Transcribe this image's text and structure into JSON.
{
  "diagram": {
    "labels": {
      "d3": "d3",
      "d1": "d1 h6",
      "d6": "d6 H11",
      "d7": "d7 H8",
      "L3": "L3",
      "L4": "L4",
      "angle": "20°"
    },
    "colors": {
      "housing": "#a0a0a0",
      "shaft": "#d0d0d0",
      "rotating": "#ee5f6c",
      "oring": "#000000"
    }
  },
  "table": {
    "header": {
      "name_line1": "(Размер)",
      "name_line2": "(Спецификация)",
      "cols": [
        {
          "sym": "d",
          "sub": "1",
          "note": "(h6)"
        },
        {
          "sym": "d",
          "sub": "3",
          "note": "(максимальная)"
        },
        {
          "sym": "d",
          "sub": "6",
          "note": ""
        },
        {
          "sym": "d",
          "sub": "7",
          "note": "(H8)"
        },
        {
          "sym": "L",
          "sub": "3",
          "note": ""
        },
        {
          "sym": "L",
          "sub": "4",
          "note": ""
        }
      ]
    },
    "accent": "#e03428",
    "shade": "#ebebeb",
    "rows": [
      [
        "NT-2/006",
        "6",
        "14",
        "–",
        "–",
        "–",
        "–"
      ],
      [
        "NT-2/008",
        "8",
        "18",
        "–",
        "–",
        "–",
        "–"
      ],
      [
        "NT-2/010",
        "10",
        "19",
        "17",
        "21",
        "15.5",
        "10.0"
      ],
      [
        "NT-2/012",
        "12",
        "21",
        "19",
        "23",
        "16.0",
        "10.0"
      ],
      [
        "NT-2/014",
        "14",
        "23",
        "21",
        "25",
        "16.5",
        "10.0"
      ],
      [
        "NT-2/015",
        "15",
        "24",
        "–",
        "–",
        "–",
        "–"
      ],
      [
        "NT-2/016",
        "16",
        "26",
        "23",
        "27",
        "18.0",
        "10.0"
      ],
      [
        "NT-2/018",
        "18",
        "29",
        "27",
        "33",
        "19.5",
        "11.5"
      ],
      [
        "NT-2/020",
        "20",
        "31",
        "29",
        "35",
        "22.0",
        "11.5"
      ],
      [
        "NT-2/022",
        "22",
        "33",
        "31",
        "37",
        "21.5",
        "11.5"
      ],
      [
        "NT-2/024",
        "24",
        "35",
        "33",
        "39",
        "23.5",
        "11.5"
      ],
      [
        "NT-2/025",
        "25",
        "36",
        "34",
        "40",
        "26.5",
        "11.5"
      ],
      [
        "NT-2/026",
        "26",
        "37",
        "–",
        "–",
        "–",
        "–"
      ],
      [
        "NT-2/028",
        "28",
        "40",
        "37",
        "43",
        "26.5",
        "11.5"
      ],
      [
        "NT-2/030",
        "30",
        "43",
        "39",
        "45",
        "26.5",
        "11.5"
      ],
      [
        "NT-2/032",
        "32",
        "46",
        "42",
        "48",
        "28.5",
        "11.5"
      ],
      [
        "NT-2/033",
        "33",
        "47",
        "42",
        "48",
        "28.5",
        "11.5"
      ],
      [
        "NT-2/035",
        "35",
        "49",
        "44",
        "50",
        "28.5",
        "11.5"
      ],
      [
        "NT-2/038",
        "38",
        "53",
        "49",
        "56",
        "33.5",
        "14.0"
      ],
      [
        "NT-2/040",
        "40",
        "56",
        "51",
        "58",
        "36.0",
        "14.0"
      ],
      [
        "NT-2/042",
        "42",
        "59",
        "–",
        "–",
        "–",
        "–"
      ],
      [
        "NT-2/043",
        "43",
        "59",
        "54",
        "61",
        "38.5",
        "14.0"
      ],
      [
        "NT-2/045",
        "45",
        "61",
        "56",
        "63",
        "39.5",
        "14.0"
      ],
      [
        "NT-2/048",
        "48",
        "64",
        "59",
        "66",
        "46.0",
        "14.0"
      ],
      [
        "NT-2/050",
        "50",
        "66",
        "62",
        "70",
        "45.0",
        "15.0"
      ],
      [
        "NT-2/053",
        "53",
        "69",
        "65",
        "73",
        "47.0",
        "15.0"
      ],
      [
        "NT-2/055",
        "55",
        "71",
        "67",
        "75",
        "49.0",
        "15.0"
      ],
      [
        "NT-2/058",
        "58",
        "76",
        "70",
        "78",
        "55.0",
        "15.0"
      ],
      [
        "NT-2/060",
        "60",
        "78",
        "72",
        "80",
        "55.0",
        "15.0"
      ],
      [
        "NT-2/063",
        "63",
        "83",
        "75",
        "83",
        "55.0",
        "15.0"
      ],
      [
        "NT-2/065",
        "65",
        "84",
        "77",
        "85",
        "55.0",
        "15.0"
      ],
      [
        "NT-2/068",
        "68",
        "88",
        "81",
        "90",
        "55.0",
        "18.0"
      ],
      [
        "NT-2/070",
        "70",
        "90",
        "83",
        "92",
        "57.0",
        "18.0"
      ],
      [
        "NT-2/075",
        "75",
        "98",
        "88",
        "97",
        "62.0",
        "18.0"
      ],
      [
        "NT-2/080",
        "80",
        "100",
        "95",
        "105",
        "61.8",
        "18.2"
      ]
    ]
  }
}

________

■ **SHORT EXERCISE**
Extract all of the material exactly as it is written.

■ **COMPLETED EXERCISE**
Transcribe this image's text and structure into JSON.
{
  "diagram": {
    "labels": {
      "d3": "d3",
      "d1": "d1 h6",
      "d6": "d6 H11",
      "d7": "d7 H8",
      "L3": "L3",
      "L4": "L4",
      "angle": "20°"
    },
    "colors": {
      "housing": "#a0a0a0",
      "shaft": "#d0d0d0",
      "rotating": "#ee5f6c",
      "oring": "#000000"
    }
  },
  "table": {
    "header": {
      "name_line1": "(Размер)",
      "name_line2": "(Спецификация)",
      "cols": [
        {
          "sym": "d",
          "sub": "1",
          "note": "(h6)"
        },
        {
          "sym": "d",
          "sub": "3",
          "note": "(максимальная)"
        },
        {
          "sym": "d",
          "sub": "6",
          "note": ""
        },
        {
          "sym": "d",
          "sub": "7",
          "note": "(H8)"
        },
        {
          "sym": "L",
          "sub": "3",
          "note": ""
        },
        {
          "sym": "L",
          "sub": "4",
          "note": ""
        }
      ]
    },
    "accent": "#e03428",
    "shade": "#ebebeb",
    "rows": [
      [
        "NT-2/006",
        "6",
        "14",
        "–",
        "–",
        "–",
        "–"
      ],
      [
        "NT-2/008",
        "8",
        "18",
        "–",
        "–",
        "–",
        "–"
      ],
      [
        "NT-2/010",
        "10",
        "19",
        "17",
        "21",
        "15.5",
        "10.0"
      ],
      [
        "NT-2/012",
        "12",
        "21",
        "19",
        "23",
        "16.0",
        "10.0"
      ],
      [
        "NT-2/014",
        "14",
        "23",
        "21",
        "25",
        "16.5",
        "10.0"
      ],
      [
        "NT-2/015",
        "15",
        "24",
        "–",
        "–",
        "–",
        "–"
      ],
      [
        "NT-2/016",
        "16",
        "26",
        "23",
        "27",
        "18.0",
        "10.0"
      ],
      [
        "NT-2/018",
        "18",
        "29",
        "27",
        "33",
        "19.5",
        "11.5"
      ],
      [
        "NT-2/020",
        "20",
        "31",
        "29",
        "35",
        "22.0",
        "11.5"
      ],
      [
        "NT-2/022",
        "22",
        "33",
        "31",
        "37",
        "21.5",
        "11.5"
      ],
      [
        "NT-2/024",
        "24",
        "35",
        "33",
        "39",
        "23.5",
        "11.5"
      ],
      [
        "NT-2/025",
        "25",
        "36",
        "34",
        "40",
        "26.5",
        "11.5"
      ],
      [
        "NT-2/026",
        "26",
        "37",
        "–",
        "–",
        "–",
        "–"
      ],
      [
        "NT-2/028",
        "28",
        "40",
        "37",
        "43",
        "26.5",
        "11.5"
      ],
      [
        "NT-2/030",
        "30",
        "43",
        "39",
        "45",
        "26.5",
        "11.5"
      ],
      [
        "NT-2/032",
        "32",
        "46",
        "42",
        "48",
        "28.5",
        "11.5"
      ],
      [
        "NT-2/033",
        "33",
        "47",
        "42",
        "48",
        "28.5",
        "11.5"
      ],
      [
        "NT-2/035",
        "35",
        "49",
        "44",
        "50",
        "28.5",
        "11.5"
      ],
      [
        "NT-2/038",
        "38",
        "53",
        "49",
        "56",
        "33.5",
        "14.0"
      ],
      [
        "NT-2/040",
        "40",
        "56",
        "51",
        "58",
        "36.0",
        "14.0"
      ],
      [
        "NT-2/042",
        "42",
        "59",
        "–",
        "–",
        "–",
        "–"
      ],
      [
        "NT-2/043",
        "43",
        "59",
        "54",
        "61",
        "38.5",
        "14.0"
      ],
      [
        "NT-2/045",
        "45",
        "61",
        "56",
        "63",
        "39.5",
        "14.0"
      ],
      [
        "NT-2/048",
        "48",
        "64",
        "59",
        "66",
        "46.0",
        "14.0"
      ],
      [
        "NT-2/050",
        "50",
        "66",
        "62",
        "70",
        "45.0",
        "15.0"
      ],
      [
        "NT-2/053",
        "53",
        "69",
        "65",
        "73",
        "47.0",
        "15.0"
      ],
      [
        "NT-2/055",
        "55",
        "71",
        "67",
        "75",
        "49.0",
        "15.0"
      ],
      [
        "NT-2/058",
        "58",
        "76",
        "70",
        "78",
        "55.0",
        "15.0"
      ],
      [
        "NT-2/060",
        "60",
        "78",
        "72",
        "80",
        "55.0",
        "15.0"
      ],
      [
        "NT-2/063",
        "63",
        "83",
        "75",
        "83",
        "55.0",
        "15.0"
      ],
      [
        "NT-2/065",
        "65",
        "84",
        "77",
        "85",
        "55.0",
        "15.0"
      ],
      [
        "NT-2/068",
        "68",
        "88",
        "81",
        "90",
        "55.0",
        "18.0"
      ],
      [
        "NT-2/070",
        "70",
        "90",
        "83",
        "92",
        "57.0",
        "18.0"
      ],
      [
        "NT-2/075",
        "75",
        "98",
        "88",
        "97",
        "62.0",
        "18.0"
      ],
      [
        "NT-2/080",
        "80",
        "100",
        "95",
        "105",
        "61.8",
        "18.2"
      ]
    ]
  }
}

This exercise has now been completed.